### What you should do
Search the data for the string "dendrogram" and extract every line where it appears.

• • • • • • •

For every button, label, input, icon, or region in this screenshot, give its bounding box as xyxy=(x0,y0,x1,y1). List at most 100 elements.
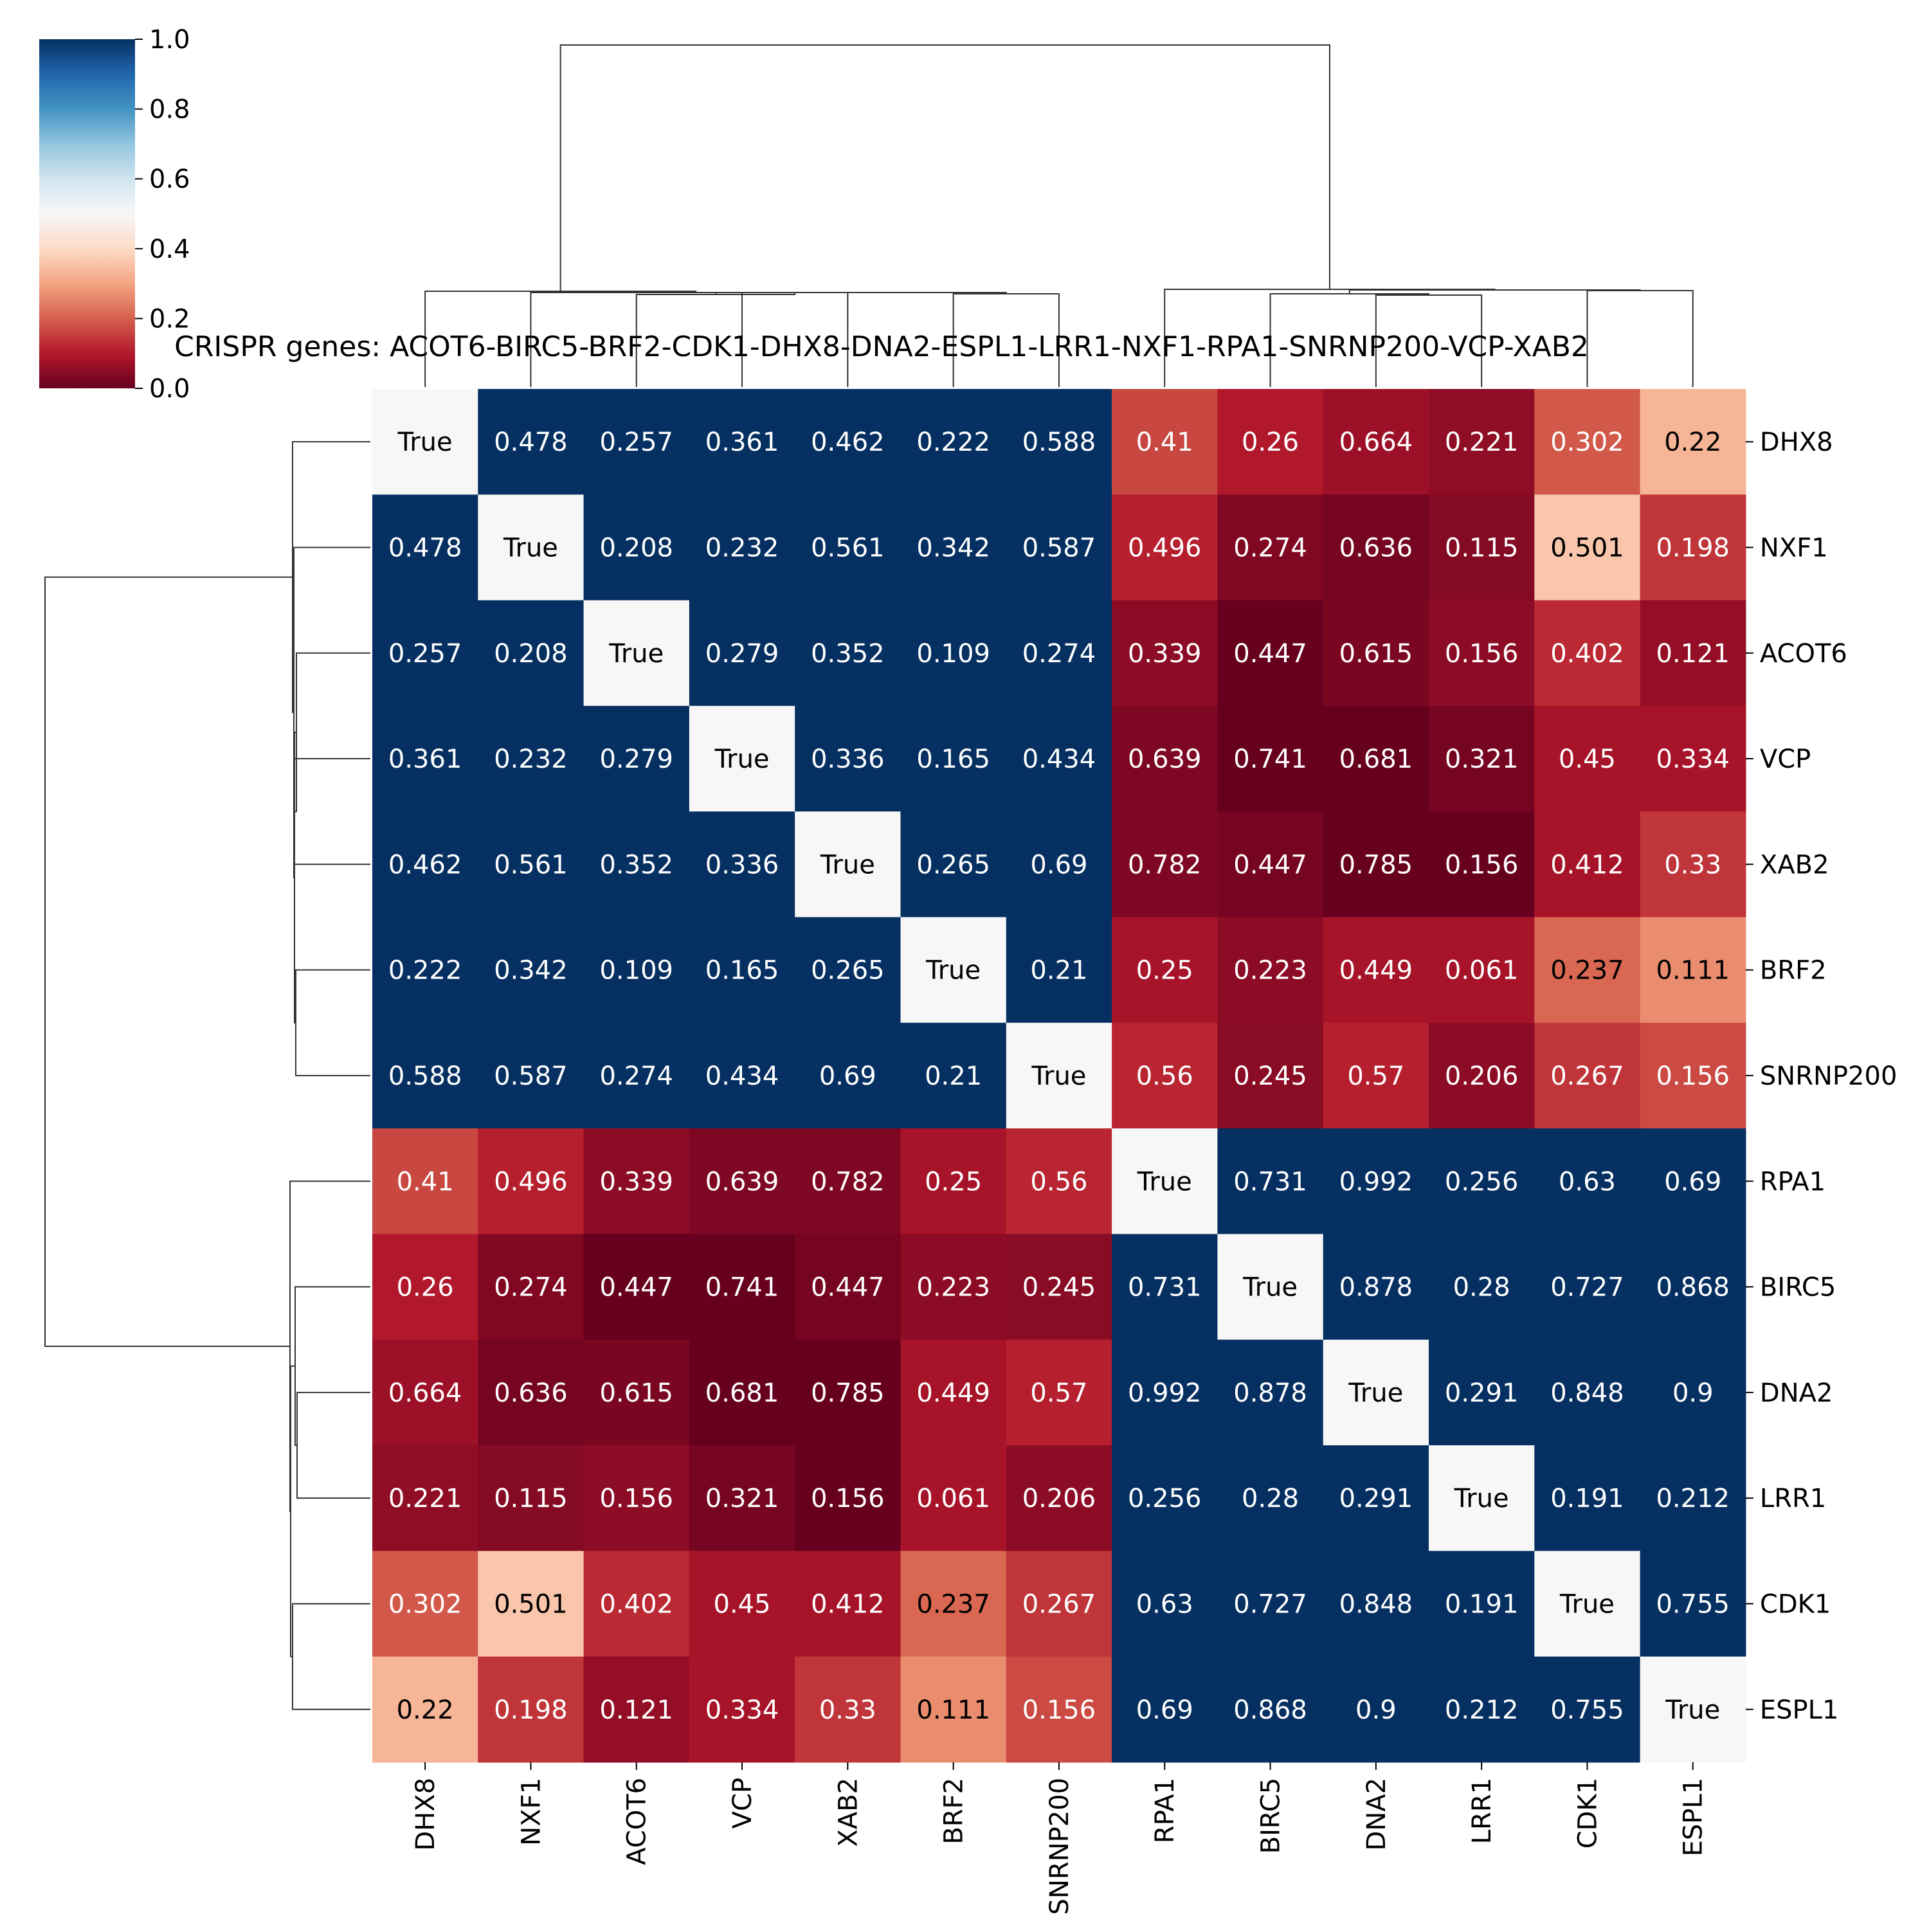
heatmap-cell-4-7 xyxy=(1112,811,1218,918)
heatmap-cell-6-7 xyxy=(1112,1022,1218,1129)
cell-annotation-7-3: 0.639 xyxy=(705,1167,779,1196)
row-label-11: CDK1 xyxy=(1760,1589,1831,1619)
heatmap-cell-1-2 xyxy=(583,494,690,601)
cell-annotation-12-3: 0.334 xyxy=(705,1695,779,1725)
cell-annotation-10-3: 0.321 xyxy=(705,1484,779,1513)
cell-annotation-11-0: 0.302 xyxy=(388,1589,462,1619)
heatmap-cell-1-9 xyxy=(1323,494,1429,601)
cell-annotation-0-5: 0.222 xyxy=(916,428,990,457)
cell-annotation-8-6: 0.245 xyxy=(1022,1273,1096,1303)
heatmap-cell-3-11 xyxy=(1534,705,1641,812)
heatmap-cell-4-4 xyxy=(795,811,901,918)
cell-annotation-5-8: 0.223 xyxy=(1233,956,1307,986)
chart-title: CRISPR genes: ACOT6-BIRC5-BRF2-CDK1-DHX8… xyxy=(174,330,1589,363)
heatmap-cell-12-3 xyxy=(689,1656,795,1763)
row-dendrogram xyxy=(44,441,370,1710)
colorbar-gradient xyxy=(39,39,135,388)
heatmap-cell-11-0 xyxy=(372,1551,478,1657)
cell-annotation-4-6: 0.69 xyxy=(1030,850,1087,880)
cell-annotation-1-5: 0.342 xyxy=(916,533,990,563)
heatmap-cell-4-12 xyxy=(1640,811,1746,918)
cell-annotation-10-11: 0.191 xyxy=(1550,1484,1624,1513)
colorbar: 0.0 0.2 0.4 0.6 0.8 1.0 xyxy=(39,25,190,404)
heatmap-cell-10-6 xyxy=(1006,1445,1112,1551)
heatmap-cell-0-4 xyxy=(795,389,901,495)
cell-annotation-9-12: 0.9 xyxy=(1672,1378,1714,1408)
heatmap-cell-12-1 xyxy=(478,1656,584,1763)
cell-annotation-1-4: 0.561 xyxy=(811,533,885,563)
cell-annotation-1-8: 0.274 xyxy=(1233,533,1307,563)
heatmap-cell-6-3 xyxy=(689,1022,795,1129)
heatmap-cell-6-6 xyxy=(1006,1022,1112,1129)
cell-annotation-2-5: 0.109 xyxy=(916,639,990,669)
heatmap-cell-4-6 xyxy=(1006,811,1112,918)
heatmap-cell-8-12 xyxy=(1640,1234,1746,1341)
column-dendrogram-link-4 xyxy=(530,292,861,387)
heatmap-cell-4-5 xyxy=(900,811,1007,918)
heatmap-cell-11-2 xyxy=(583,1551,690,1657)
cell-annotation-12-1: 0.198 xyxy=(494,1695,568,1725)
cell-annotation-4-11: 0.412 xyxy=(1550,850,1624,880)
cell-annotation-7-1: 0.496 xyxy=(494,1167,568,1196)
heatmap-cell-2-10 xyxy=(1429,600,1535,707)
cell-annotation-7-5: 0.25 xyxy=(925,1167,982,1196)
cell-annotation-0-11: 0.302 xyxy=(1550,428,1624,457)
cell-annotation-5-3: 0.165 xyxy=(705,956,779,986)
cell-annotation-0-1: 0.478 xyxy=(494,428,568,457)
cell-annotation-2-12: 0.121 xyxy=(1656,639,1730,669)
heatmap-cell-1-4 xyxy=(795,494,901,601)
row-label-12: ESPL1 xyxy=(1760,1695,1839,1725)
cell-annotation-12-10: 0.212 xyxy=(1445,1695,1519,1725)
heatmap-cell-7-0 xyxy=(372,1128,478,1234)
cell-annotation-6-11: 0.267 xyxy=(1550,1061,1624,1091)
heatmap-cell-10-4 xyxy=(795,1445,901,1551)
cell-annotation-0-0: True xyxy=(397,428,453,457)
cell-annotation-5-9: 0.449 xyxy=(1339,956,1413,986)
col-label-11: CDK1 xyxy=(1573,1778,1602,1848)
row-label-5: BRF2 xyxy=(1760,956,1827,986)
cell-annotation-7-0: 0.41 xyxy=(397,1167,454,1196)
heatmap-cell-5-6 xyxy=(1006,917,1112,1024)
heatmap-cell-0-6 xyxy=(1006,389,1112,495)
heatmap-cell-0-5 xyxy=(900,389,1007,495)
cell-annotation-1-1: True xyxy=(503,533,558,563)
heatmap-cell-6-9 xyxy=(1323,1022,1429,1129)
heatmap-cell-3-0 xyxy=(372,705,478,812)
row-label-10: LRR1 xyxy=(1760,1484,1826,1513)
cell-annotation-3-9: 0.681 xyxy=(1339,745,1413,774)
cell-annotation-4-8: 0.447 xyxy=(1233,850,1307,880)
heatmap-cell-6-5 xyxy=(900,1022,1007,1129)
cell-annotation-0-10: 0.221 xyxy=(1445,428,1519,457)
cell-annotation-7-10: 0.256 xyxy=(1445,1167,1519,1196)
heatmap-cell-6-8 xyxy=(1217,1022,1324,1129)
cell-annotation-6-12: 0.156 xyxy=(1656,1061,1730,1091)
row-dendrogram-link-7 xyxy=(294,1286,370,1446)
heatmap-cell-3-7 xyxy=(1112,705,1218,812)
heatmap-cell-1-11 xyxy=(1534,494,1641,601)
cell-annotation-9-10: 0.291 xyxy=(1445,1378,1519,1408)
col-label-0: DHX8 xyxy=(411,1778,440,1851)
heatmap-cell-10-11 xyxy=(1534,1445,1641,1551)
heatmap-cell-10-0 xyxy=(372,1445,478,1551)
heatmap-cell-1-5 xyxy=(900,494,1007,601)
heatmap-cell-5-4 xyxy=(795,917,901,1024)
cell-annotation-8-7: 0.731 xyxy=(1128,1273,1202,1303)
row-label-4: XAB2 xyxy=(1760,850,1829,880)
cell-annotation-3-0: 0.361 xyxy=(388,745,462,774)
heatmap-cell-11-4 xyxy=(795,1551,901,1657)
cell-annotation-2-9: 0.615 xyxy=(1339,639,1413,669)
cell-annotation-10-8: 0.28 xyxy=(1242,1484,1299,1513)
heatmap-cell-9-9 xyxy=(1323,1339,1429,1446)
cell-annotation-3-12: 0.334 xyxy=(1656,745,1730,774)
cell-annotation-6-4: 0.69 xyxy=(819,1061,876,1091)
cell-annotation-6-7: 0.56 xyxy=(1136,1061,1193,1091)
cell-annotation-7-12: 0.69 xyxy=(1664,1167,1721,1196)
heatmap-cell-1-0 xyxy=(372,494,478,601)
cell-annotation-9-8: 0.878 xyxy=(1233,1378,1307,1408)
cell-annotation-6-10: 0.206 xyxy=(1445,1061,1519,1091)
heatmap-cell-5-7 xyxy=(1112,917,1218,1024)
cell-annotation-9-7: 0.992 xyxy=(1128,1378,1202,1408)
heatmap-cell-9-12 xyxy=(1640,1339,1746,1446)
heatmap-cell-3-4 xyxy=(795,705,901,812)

• • • • • • •

### Task answer
row-dendrogram xyxy=(44,441,370,1710)
column-dendrogram-link-4 xyxy=(530,292,861,387)
row-dendrogram-link-7 xyxy=(294,1286,370,1446)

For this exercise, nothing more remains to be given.